[BEGIN]
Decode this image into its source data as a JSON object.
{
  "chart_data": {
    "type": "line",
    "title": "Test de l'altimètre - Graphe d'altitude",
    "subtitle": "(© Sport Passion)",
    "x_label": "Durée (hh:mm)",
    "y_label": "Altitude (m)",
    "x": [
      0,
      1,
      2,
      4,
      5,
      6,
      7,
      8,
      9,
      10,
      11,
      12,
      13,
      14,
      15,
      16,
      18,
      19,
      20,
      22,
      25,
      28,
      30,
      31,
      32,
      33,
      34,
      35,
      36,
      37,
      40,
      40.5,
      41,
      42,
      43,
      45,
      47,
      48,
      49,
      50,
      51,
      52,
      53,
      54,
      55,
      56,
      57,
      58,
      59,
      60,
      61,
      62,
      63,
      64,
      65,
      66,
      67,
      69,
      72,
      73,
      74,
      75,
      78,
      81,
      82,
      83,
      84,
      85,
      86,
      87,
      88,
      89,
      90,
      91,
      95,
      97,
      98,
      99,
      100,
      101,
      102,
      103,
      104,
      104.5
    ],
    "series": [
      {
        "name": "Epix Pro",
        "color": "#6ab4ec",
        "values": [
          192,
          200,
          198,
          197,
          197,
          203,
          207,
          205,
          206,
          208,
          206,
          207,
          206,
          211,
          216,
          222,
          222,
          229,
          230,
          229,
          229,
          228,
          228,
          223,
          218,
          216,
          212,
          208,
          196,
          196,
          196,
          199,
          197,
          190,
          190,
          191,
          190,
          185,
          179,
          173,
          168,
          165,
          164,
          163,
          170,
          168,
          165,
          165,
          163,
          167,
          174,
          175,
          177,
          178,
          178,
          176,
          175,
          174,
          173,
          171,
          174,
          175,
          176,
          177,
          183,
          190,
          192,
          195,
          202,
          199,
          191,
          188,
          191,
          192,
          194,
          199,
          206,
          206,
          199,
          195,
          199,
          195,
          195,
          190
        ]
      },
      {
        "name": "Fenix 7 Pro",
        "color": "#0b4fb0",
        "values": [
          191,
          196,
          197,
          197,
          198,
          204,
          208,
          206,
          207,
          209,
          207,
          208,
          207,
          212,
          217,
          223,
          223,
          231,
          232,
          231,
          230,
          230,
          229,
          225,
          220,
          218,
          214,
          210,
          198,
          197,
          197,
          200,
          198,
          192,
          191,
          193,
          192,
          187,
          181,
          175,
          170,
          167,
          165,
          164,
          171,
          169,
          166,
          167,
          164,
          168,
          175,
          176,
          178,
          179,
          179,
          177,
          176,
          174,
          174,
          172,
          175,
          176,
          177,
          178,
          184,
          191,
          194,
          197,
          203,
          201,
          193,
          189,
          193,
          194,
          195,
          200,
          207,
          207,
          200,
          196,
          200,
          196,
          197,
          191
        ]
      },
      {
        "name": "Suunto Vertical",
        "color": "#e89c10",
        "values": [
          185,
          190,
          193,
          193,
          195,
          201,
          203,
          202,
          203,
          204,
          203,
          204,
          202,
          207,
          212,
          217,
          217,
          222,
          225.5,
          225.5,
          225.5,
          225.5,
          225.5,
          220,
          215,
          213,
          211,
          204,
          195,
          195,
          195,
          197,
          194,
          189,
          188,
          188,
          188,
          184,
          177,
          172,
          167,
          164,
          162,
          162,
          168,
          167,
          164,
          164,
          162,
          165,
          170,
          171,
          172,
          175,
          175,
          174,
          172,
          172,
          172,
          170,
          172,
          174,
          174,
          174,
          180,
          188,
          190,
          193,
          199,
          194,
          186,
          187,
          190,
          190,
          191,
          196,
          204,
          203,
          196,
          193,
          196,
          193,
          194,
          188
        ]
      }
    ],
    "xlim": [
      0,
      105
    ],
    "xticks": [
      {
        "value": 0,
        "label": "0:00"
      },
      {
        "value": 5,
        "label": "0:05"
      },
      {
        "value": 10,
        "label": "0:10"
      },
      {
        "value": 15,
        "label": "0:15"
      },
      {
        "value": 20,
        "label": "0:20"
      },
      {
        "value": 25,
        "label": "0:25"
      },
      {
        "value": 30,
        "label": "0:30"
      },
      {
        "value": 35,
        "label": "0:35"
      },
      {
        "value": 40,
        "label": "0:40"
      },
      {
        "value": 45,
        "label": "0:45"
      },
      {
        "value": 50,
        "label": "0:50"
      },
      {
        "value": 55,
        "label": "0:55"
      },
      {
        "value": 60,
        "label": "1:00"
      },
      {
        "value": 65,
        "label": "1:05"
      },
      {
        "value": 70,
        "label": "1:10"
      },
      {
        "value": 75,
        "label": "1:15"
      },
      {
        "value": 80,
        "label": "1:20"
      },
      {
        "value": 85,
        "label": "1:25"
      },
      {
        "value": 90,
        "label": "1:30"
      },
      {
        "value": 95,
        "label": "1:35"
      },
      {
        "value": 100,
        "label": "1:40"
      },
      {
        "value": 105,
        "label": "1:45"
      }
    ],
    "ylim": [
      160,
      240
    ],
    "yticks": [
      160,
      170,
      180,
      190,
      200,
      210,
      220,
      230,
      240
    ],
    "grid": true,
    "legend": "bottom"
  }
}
[END]
▶ _Short exercise_
From the records above, report the count of lines containing "color" and nothing more.

▶ _Final result_
3